TÂCHES ET EXERCICES>
1. Résumez en deux phrases, s'il vous plaît, le texte sur la laïcité.
2. Recopiez sans modification un passage du texte sur la laïcité. Commencez aux mots « La République laïque » et arrêtez-vous après « posent à nous. ».
3. Rédigez la suite du texte sur la laïcité à partir de sa dernière phrase.

TEXTE CHOISI>
◆ ◆ ◆ ◆

La République laïque doit permettre à tous les cultes de s’exprimer librement

Publié le par Section socialiste de Sciences-Po


            Vendredi 10 décembre, Marine Le Pen s’est à nouveau montrée digne de la confiance de son père, en tenant des propos assimilant les prières en pleine rue de fidèles musulmans dans le quartier de la Goutte-d’Or à Paris à une « occupation ». Elle a ensuite réitéré ces propos lundi 13 décembre, les qualifiant de « banale constatation d’une réalité physique et juridique ». Derrière le masque de pseudo-valeurs de la République, les propos de Marine Le Pen ne traduisent en fait qu’un racisme pathologique qui s’accompagne d’une rhétorique liberticide et dangereuse. Cette xénophobie habituelle qui atteint aujourd’hui des sommets affligeants au sein de l’extrême droite ne doit cependant pas nous faire oublier les questions réelles qui se posent à nous.

 

            La situation actuelle a en effet des fondements bien plus complexes que ceux posés par les positions hystériques et caricaturales du Front National. La véritable question qui se pose aujourd’hui est celle du libre exercice des cultes au sein de la République. En effet, trop souvent, les personnes de religion musulmane ne disposent pas des installations adéquates pour pratiquer leur culte dans la dignité. Il s’agit, comme l’a souligné le 16 décembre Sandrine Mazetier, Secrétaire nationale du PS à l’immigration, d’un problème récurrent en France, où il n’y a pas d’égalité de fait entre les cultes, et où les situations varient selon les lieux et les élus.

 

            Il importe également d’être vigilant face au danger de la stigmatisation et de l’amalgame qui sous-tend le débat sur ces questions. Il ne faut notamment pas confondre Islam et immigration, qui sont deux problématiques complètement distinctes. L’Islam n’a pas surgi de nulle part, comme voudrait nous le faire croire l’extrême droite, qui veut le faire passer pour une menace, dans le seul but de légitimer sa propagande intégriste et xénophobe qui ne se nourrit que  de l’exacerbation des peurs, du populisme et du besoin perpétuel de désigner un bouc émissaire, un ennemi intérieur qu’il faudrait exterminer. Il existe des Français de confession musulmane depuis plus d’un siècle, et rien ne peut justifier la stigmatisation honteuse que l’extrême-droite leur fait subir, au nom d’un obscurantisme qui ne dit pas son nom. La religion n’est pas un problème, qu’il s’agisse du Christianisme, de l’Islam ou d’autres ; le problème est celui de l’acceptation des différences et de l’enrichissement mutuel que représentent des cultures diverses, qu’il s’agisse de différences religieuses ou non.

◆ ◆ ◆ ◆

DONNÉES FOURNIES>
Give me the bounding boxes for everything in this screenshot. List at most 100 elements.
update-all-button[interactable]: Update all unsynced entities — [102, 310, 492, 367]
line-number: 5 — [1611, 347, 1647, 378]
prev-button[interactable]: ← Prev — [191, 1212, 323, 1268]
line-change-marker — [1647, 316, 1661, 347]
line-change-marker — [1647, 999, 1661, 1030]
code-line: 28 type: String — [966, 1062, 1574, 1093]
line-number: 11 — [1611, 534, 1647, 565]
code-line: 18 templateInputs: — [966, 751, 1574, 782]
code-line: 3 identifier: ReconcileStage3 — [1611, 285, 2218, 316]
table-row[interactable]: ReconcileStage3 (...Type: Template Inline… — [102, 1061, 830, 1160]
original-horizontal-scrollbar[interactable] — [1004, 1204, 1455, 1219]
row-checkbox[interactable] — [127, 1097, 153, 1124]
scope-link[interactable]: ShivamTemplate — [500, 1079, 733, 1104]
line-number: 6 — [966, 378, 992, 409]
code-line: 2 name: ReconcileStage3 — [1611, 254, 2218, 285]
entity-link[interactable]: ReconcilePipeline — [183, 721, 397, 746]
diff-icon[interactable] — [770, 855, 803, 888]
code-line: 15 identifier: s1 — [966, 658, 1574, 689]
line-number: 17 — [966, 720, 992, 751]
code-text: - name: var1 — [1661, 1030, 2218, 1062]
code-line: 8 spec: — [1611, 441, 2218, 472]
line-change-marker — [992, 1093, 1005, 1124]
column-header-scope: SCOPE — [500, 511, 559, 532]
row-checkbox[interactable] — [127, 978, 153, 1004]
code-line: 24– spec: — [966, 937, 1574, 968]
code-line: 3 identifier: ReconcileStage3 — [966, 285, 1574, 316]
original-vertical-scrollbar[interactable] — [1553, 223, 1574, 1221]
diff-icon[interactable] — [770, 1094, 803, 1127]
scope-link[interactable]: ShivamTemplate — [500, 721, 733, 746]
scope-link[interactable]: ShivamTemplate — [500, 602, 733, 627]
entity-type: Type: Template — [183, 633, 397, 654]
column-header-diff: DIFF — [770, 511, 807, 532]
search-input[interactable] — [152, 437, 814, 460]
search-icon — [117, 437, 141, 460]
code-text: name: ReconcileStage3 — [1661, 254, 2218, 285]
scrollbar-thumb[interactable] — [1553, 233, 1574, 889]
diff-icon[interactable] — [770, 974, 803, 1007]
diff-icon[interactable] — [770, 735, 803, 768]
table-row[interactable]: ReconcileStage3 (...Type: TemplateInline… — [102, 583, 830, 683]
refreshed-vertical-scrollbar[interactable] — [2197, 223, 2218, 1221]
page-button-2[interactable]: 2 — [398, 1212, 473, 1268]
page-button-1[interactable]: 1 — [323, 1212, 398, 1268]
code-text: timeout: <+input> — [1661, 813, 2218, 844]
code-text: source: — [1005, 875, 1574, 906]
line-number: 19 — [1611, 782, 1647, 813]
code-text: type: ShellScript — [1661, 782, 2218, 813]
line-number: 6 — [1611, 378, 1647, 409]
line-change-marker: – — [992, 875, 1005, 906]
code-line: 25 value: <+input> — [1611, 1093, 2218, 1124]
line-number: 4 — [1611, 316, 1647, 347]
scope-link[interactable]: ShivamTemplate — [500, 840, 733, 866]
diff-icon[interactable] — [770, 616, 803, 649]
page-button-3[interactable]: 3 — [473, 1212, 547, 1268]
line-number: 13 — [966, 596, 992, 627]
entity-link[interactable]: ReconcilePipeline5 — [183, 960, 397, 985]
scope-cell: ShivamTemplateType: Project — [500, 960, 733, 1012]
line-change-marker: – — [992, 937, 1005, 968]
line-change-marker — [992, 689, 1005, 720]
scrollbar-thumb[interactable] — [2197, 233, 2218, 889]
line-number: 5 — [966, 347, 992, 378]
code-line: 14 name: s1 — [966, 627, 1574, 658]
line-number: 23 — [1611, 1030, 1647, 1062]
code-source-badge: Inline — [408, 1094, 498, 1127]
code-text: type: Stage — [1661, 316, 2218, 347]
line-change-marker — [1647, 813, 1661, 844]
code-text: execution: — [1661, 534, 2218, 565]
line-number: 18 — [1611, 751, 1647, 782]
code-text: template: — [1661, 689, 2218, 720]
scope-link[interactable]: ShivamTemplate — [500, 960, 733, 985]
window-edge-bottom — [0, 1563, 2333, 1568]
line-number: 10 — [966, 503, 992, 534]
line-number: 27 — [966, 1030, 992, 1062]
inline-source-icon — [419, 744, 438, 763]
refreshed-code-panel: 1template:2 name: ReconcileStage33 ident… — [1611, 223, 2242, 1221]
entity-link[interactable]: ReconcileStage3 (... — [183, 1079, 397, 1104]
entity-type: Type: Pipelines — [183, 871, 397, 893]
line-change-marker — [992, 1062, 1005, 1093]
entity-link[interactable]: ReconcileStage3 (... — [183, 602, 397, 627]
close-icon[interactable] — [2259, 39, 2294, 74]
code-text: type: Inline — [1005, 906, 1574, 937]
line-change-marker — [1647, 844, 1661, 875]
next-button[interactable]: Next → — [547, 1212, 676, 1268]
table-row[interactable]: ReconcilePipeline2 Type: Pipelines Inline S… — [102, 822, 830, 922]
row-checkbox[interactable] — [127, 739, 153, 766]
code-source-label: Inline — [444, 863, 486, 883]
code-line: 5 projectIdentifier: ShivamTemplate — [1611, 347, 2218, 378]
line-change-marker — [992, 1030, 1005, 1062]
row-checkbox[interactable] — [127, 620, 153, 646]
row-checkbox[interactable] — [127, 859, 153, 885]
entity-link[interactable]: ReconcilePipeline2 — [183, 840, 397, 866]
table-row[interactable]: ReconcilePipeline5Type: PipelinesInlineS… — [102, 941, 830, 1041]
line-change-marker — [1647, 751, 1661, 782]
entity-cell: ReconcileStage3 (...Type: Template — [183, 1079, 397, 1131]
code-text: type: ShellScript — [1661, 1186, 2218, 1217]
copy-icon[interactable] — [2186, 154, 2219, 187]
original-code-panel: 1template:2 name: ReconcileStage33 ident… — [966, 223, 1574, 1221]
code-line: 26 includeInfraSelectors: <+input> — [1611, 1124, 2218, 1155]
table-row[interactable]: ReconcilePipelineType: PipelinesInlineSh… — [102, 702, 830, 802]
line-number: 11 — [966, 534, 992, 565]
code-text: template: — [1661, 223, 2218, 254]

◆ ◆ ◆ ◆

RÉSULTATS DES EXERCICES>
1. Le texte dénonce comme racistes et liberticides les propos de Marine Le Pen, qui a assimilé à une « occupation » les prières de rue de fidèles musulmans à la Goutte-d'Or. Il affirme que la véritable question est celle du libre exercice des cultes, car les musulmans manquent souvent d'installations adéquates, et il met en garde contre l'amalgame entre islam et immigration ainsi que contre la stigmatisation des Français de confession musulmane.

2.
La République laïque doit permettre à tous les cultes de s’exprimer librement

Publié le par Section socialiste de Sciences-Po


            Vendredi 10 décembre, Marine Le Pen s’est à nouveau montrée digne de la confiance de son père, en tenant des propos assimilant les prières en pleine rue de fidèles musulmans dans le quartier de la Goutte-d’Or à Paris à une « occupation ». Elle a ensuite réitéré ces propos lundi 13 décembre, les qualifiant de « banale constatation d’une réalité physique et juridique ». Derrière le masque de pseudo-valeurs de la République, les propos de Marine Le Pen ne traduisent en fait qu’un racisme pathologique qui s’accompagne d’une rhétorique liberticide et dangereuse. Cette xénophobie habituelle qui atteint aujourd’hui des sommets affligeants au sein de l’extrême droite ne doit cependant pas nous faire oublier les questions réelles qui se posent à nous.

3.
 

            Il ne faut pas non plus tomber dans le piège que nous tend l’UMP, qui agite les peurs primaires et les sentiments xénophobes pour masquer son échec patent dans tous les secteurs, de l’économie aux sujets sociaux en passant par la question de l’insécurité. Le parti majoritaire cherche en fait à s’assurer le soutien d’une part fondamentale de son électorat de 2007 dans la perspective de l’élection présidentielle de 2012, en caricaturant à la fois les personnes de confessions musulmanes et les positions des partis de gauche. Le vrai problème qui n’est pas assez souvent mis en avant aujourd’hui est celui de l’exploitation partisane, électoraliste et cynique, de la part d’un parti de gouvernement, de questions sociales qui sont trop importantes pour être manipulées ainsi.

 

            Loin d’être en retrait sur ces questions, le Parti Socialiste cherche à dépasser les caricatures et les discours volontairement simplistes, et refuse de participer à la surenchère intégriste de l’UMP dans les médias. Le groupe socialiste a ainsi organisé deux tables rondes à l’AN le 14 décembre sur la question de la laïcité ; il est en effet essentiel de renouveler sans cesse le débat sur ces questions. Julien Dray a ainsi jugé très justement que le nombre des lieux de culte musulmans en France n’était pas assez élevé. Comme l’a souligné Ségolène Royal, la laïcité s’accompagne, dans la Constitution, de la liberté d’exercice du culte, ce qui implique que les personnes ayant des convictions religieuses doivent pouvoir les exprimer de façon digne dans des lieux qui soient adaptés.

 

            Il importe donc de détourner les yeux du terrorisme intellectuel que pratique l’extrême droite dans le but de nous aveugler et de faire prévaloir les émotions et les réactions primaires sur une réflexion nécessaire face à des questions qui sont aujourd’hui importantes, mais qui ne sauraient occuper l’ensemble du débat politique. Il nous faut refuser de participer à cette surenchère de mots hypocrites et opportunistes pour choisir de construire sereinement, en concertation avec tous les acteurs concernés, des solutions à ces questions qui n’ont rien d’une fatalité et qui doivent au contraire nous permettre d’illustrer la vitalité de notre démocratie et de notre dialogue social.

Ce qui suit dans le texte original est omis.